Return the count of lines that mention "will", with no other words.

(Recorded data)
==========

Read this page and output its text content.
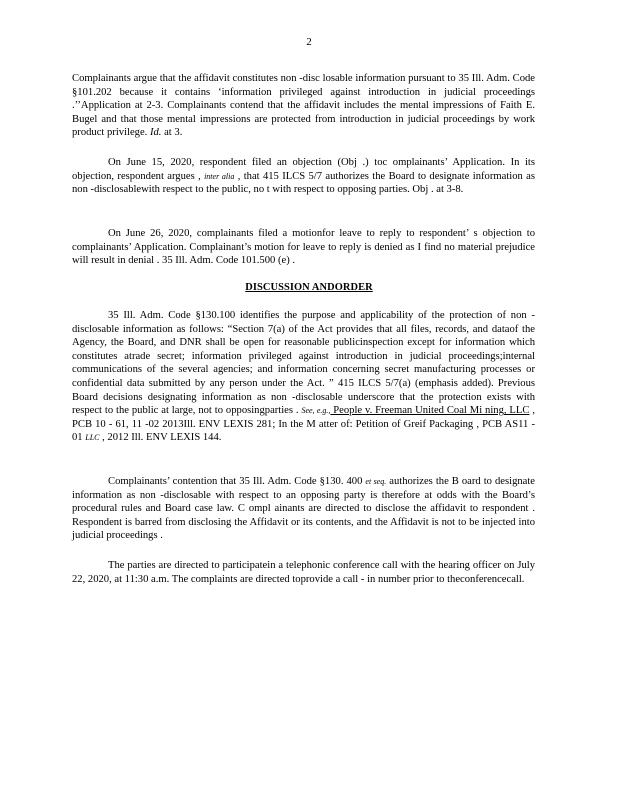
2

Complainants argue that the affidavit constitutes non -disc losable information pursuant to 35 Ill. Adm. Code §101.202 because it contains ‘information privileged against introduction in judicial proceedings .’’Application at 2-3. Complainants contend that the affidavit includes the mental impressions of Faith E. Bugel and that those mental impressions are protected from introduction in judicial proceedings by work product privilege. Id. at 3.

On June 15, 2020, respondent filed an objection (Obj .) toc omplainants’ Application. In its objection, respondent argues , inter alia , that 415 ILCS 5/7 authorizes the Board to designate information as non -disclosablewith respect to the public, no t with respect to opposing parties. Obj . at 3-8.

On June 26, 2020, complainants filed a motionfor leave to reply to respondent’ s objection to complainants’ Application. Complainant’s motion for leave to reply is denied as I find no material prejudice will result in denial . 35 Ill. Adm. Code 101.500 (e) .

DISCUSSION ANDORDER

35 Ill. Adm. Code §130.100 identifies the purpose and applicability of the protection of non -disclosable information as follows: “Section 7(a) of the Act provides that all files, records, and dataof the Agency, the Board, and DNR shall be open for reasonable publicinspection except for information which constitutes atrade secret; information privileged against introduction in judicial proceedings;internal communications of the several agencies; and information concerning secret manufacturing processes or confidential data submitted by any person under the Act. ” 415 ILCS 5/7(a) (emphasis added). Previous Board decisions designating information as non -disclosable underscore that the protection exists with respect to the public at large, not to opposingparties . See, e.g., People v. Freeman United Coal Mi ning, LLC , PCB 10 - 61, 11 -02 2013Ill. ENV LEXIS 281; In the M atter of: Petition of Greif Packaging , PCB AS11 - 01 LLC , 2012 Ill. ENV LEXIS 144.

Complainants’ contention that 35 Ill. Adm. Code §130. 400 et seq. authorizes the B oard to designate information as non -disclosable with respect to an opposing party is therefore at odds with the Board’s procedural rules and Board case law. C ompl ainants are directed to disclose the affidavit to respondent . Respondent is barred from disclosing the Affidavit or its contents, and the Affidavit is not to be injected into judicial proceedings .

The parties are directed to participatein a telephonic conference call with the hearing officer on July 22, 2020, at 11:30 a.m. The complaints are directed toprovide a call - in number prior to theconferencecall.
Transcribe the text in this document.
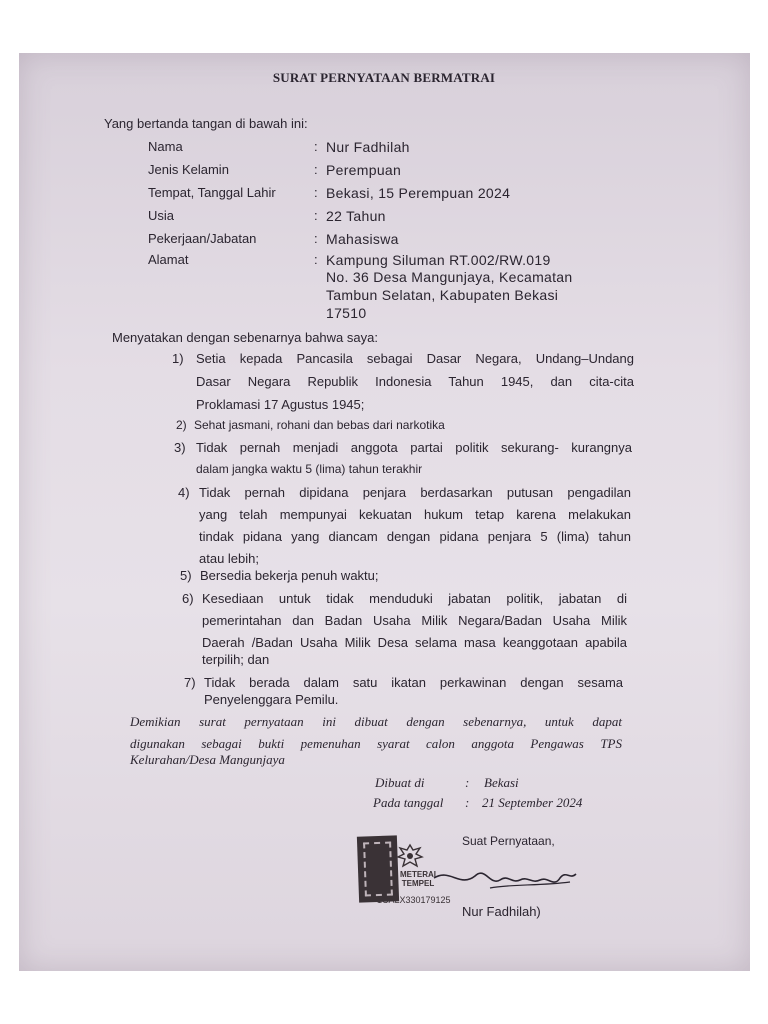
SURAT PERNYATAAN BERMATRAI
Yang bertanda tangan di bawah ini:
Nama	: Nur Fadhilah
Jenis Kelamin	: Perempuan
Tempat, Tanggal Lahir	: Bekasi, 15 Perempuan 2024
Usia	: 22 Tahun
Pekerjaan/Jabatan	: Mahasiswa
Alamat	: Kampung Siluman RT.002/RW.019
No. 36 Desa Mangunjaya, Kecamatan
Tambun Selatan, Kabupaten Bekasi
17510
Menyatakan dengan sebenarnya bahwa saya:
1) Setia kepada Pancasila sebagai Dasar Negara, Undang–Undang
Dasar Negara Republik Indonesia Tahun 1945, dan cita-cita
Proklamasi 17 Agustus 1945;
2) Sehat jasmani, rohani dan bebas dari narkotika
3) Tidak pernah menjadi anggota partai politik sekurang- kurangnya
dalam jangka waktu 5 (lima) tahun terakhir
4) Tidak pernah dipidana penjara berdasarkan putusan pengadilan
yang telah mempunyai kekuatan hukum tetap karena melakukan
tindak pidana yang diancam dengan pidana penjara 5 (lima) tahun
atau lebih;
5) Bersedia bekerja penuh waktu;
6) Kesediaan untuk tidak menduduki jabatan politik, jabatan di
pemerintahan dan Badan Usaha Milik Negara/Badan Usaha Milik
Daerah /Badan Usaha Milik Desa selama masa keanggotaan apabila
terpilih; dan
7) Tidak berada dalam satu ikatan perkawinan dengan sesama
Penyelenggara Pemilu.
Demikian surat pernyataan ini dibuat dengan sebenarnya, untuk dapat
digunakan sebagai bukti pemenuhan syarat calon anggota Pengawas TPS
Kelurahan/Desa Mangunjaya
Dibuat di	: Bekasi
Pada tanggal : 21 September 2024
Suat Pernyataan,
METERAI
TEMPEL
1CALX330179125
Nur Fadhilah)
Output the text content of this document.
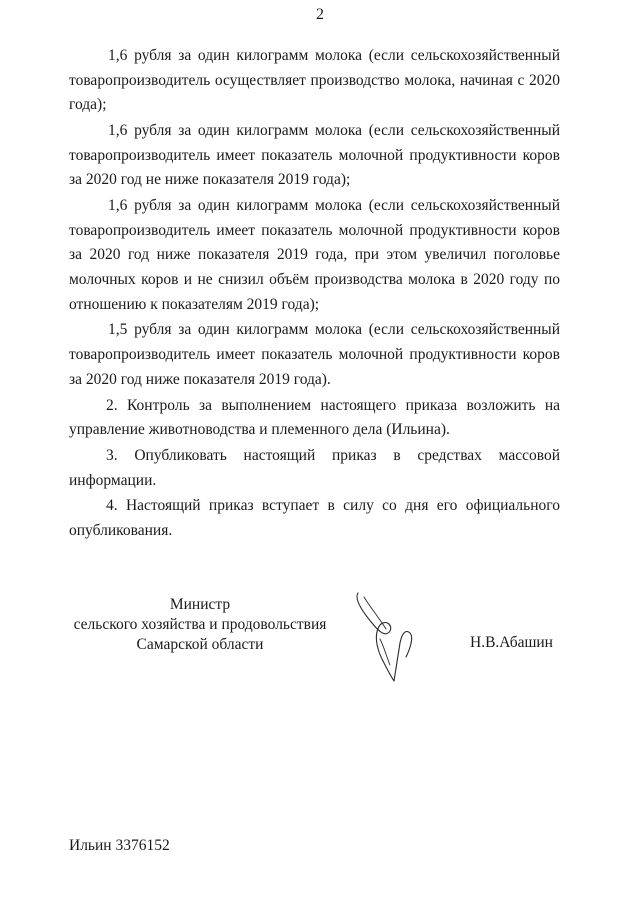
2

1,6 рубля за один килограмм молока (если сельскохозяйственный товаропроизводитель осуществляет производство молока, начиная с 2020 года);

1,6 рубля за один килограмм молока (если сельскохозяйственный товаропроизводитель имеет показатель молочной продуктивности коров за 2020 год не ниже показателя 2019 года);

1,6 рубля за один килограмм молока (если сельскохозяйственный товаропроизводитель имеет показатель молочной продуктивности коров за 2020 год ниже показателя 2019 года, при этом увеличил поголовье молочных коров и не снизил объём производства молока в 2020 году по отношению к показателям 2019 года);

1,5 рубля за один килограмм молока (если сельскохозяйственный товаропроизводитель имеет показатель молочной продуктивности коров за 2020 год ниже показателя 2019 года).

2. Контроль за выполнением настоящего приказа возложить на управление животноводства и племенного дела (Ильина).

3. Опубликовать настоящий приказ в средствах массовой информации.

4. Настоящий приказ вступает в силу со дня его официального опубликования.

Министр
сельского хозяйства и продовольствия
Самарской области	Н.В.Абашин
Ильин 3376152
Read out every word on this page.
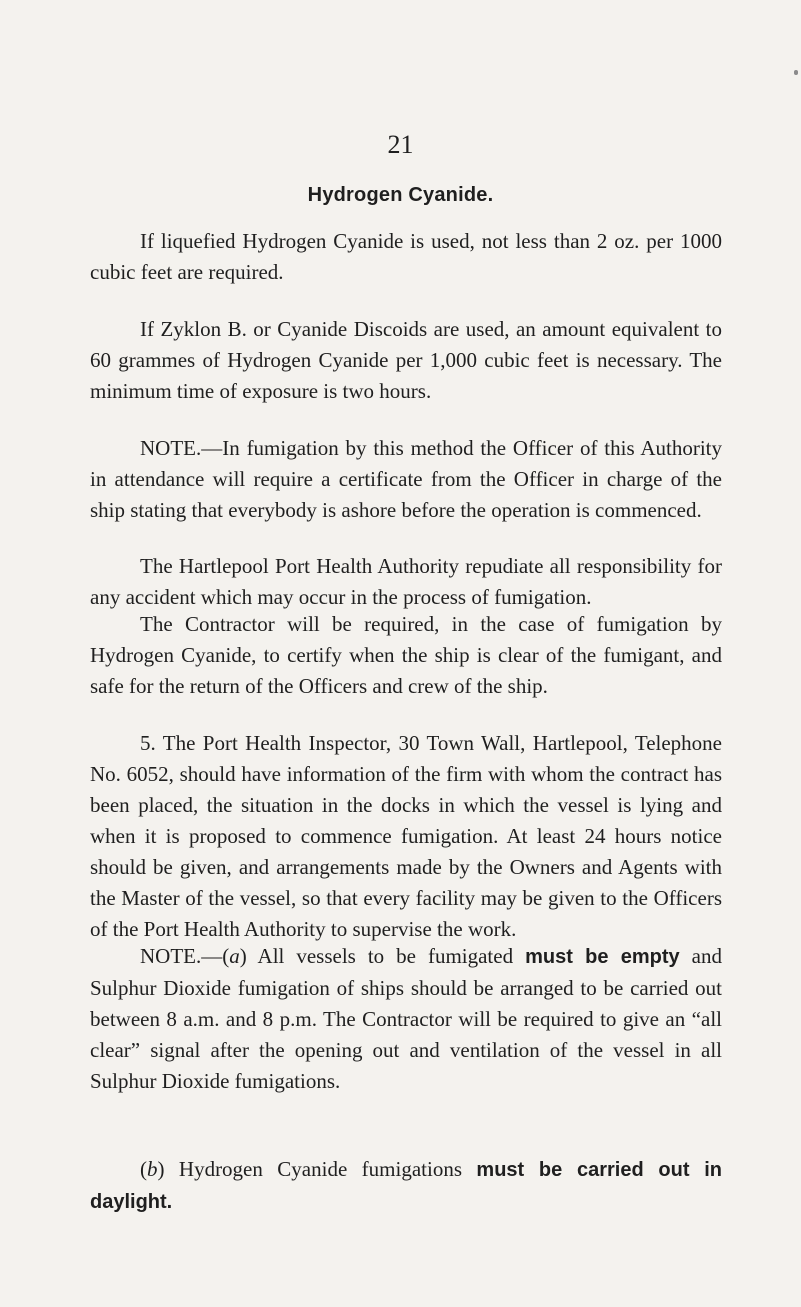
21
Hydrogen Cyanide.

If liquefied Hydrogen Cyanide is used, not less than 2 oz. per 1000 cubic feet are required.

If Zyklon B. or Cyanide Discoids are used, an amount equivalent to 60 grammes of Hydrogen Cyanide per 1,000 cubic feet is necessary. The minimum time of exposure is two hours.

NOTE.—In fumigation by this method the Officer of this Authority in attendance will require a certificate from the Officer in charge of the ship stating that everybody is ashore before the operation is commenced.

The Hartlepool Port Health Authority repudiate all responsibility for any accident which may occur in the process of fumigation.

The Contractor will be required, in the case of fumigation by Hydrogen Cyanide, to certify when the ship is clear of the fumigant, and safe for the return of the Officers and crew of the ship.

5. The Port Health Inspector, 30 Town Wall, Hartlepool, Telephone No. 6052, should have information of the firm with whom the contract has been placed, the situation in the docks in which the vessel is lying and when it is proposed to commence fumigation. At least 24 hours notice should be given, and arrangements made by the Owners and Agents with the Master of the vessel, so that every facility may be given to the Officers of the Port Health Authority to supervise the work.

NOTE.—(a) All vessels to be fumigated must be empty and Sulphur Dioxide fumigation of ships should be arranged to be carried out between 8 a.m. and 8 p.m. The Contractor will be required to give an “all clear” signal after the opening out and ventilation of the vessel in all Sulphur Dioxide fumigations.

(b) Hydrogen Cyanide fumigations must be carried out in daylight.
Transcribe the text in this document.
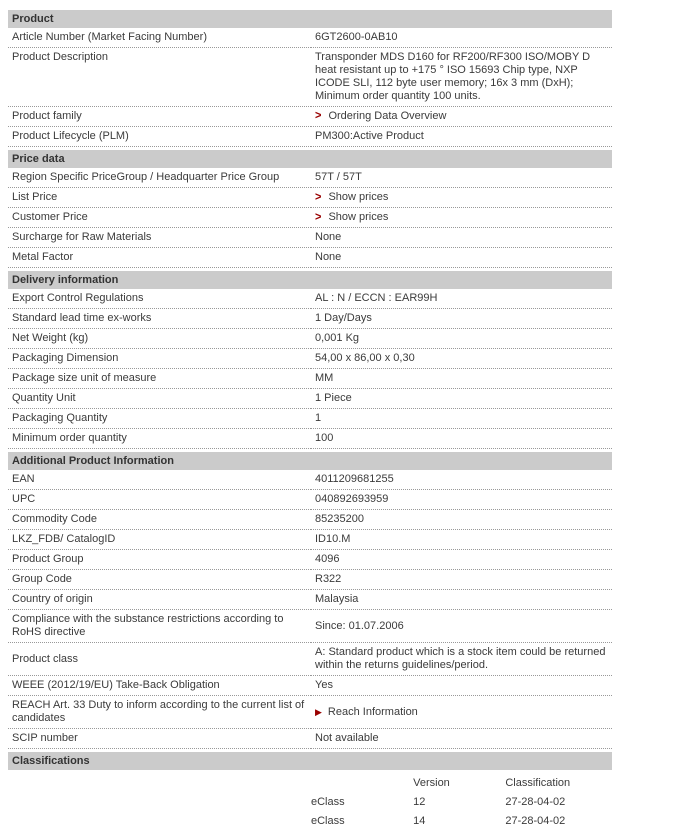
Product
Article Number (Market Facing Number)	6GT2600-0AB10
Product Description	Transponder MDS D160 for RF200/RF300 ISO/MOBY D heat resistant up to +175 ° ISO 15693 Chip type, NXP ICODE SLI, 112 byte user memory; 16x 3 mm (DxH); Minimum order quantity 100 units.
Product family	> Ordering Data Overview
Product Lifecycle (PLM)	PM300:Active Product
Price data
Region Specific PriceGroup / Headquarter Price Group	57T / 57T
List Price	> Show prices
Customer Price	> Show prices
Surcharge for Raw Materials	None
Metal Factor	None
Delivery information
Export Control Regulations	AL : N / ECCN : EAR99H
Standard lead time ex-works	1 Day/Days
Net Weight (kg)	0,001 Kg
Packaging Dimension	54,00 x 86,00 x 0,30
Package size unit of measure	MM
Quantity Unit	1 Piece
Packaging Quantity	1
Minimum order quantity	100
Additional Product Information
EAN	4011209681255
UPC	040892693959
Commodity Code	85235200
LKZ_FDB/ CatalogID	ID10.M
Product Group	4096
Group Code	R322
Country of origin	Malaysia
Compliance with the substance restrictions according to RoHS directive	Since: 01.07.2006
Product class	A: Standard product which is a stock item could be returned within the returns guidelines/period.
WEEE (2012/19/EU) Take-Back Obligation	Yes
REACH Art. 33 Duty to inform according to the current list of candidates	▶ Reach Information
SCIP number	Not available
Classifications
	Version	Classification
eClass	12	27-28-04-02
eClass	14	27-28-04-02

==========

## Exercise result
4